+++ Supplied records +++

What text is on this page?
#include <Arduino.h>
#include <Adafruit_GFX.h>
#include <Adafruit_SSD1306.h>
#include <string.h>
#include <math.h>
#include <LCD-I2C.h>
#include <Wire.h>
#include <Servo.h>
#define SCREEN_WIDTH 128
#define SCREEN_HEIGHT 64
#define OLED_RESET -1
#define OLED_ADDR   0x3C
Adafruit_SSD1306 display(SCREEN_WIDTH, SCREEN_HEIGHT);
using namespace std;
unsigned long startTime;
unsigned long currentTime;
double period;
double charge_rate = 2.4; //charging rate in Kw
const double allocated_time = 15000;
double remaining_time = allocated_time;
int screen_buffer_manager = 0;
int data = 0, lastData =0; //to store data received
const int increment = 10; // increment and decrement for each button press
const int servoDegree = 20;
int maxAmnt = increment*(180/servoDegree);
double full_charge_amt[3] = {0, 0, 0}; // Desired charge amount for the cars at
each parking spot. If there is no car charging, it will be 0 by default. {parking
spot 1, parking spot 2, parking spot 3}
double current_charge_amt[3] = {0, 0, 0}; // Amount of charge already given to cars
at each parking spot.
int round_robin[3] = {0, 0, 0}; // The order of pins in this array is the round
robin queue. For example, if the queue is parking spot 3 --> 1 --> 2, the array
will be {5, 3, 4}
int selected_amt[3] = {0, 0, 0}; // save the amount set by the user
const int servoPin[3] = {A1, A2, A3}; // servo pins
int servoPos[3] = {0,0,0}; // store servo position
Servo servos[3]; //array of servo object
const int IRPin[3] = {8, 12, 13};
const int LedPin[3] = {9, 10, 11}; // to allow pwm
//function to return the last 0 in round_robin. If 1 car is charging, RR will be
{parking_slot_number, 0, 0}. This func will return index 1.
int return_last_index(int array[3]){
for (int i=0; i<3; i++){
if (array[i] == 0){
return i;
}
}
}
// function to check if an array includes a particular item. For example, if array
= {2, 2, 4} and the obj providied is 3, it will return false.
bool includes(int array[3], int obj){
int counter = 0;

+++

:: Goal ::
Pick out each line that holds the string "store".

:: Right answer ::
int data = 0, lastData =0; //to store data received
int servoPos[3] = {0,0,0}; // store servo position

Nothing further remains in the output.